Short task:
Below is a set of records. Repeat all of them exactly.

** START OF Records to use **

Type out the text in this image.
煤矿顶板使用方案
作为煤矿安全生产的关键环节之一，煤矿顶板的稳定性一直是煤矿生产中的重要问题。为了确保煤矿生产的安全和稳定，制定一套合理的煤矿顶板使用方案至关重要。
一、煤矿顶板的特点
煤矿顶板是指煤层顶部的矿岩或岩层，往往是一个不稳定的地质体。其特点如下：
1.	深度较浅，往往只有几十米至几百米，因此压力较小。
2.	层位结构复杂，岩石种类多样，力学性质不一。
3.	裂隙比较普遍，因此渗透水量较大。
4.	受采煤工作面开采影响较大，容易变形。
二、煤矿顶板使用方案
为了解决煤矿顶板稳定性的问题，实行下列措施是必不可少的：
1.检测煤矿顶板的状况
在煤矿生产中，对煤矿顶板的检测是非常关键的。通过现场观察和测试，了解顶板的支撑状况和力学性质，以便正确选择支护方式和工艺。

** END OF Records to use **

Response:
Type out the text in this image.
煤矿顶板使用方案
作为煤矿安全生产的关键环节之一，煤矿顶板的稳定性一直是煤矿生产中的重要问题。为了确保煤矿生产的安全和稳定，制定一套合理的煤矿顶板使用方案至关重要。
一、煤矿顶板的特点
煤矿顶板是指煤层顶部的矿岩或岩层，往往是一个不稳定的地质体。其特点如下：
1.	深度较浅，往往只有几十米至几百米，因此压力较小。
2.	层位结构复杂，岩石种类多样，力学性质不一。
3.	裂隙比较普遍，因此渗透水量较大。
4.	受采煤工作面开采影响较大，容易变形。
二、煤矿顶板使用方案
为了解决煤矿顶板稳定性的问题，实行下列措施是必不可少的：
1.检测煤矿顶板的状况
在煤矿生产中，对煤矿顶板的检测是非常关键的。通过现场观察和测试，了解顶板的支撑状况和力学性质，以便正确选择支护方式和工艺。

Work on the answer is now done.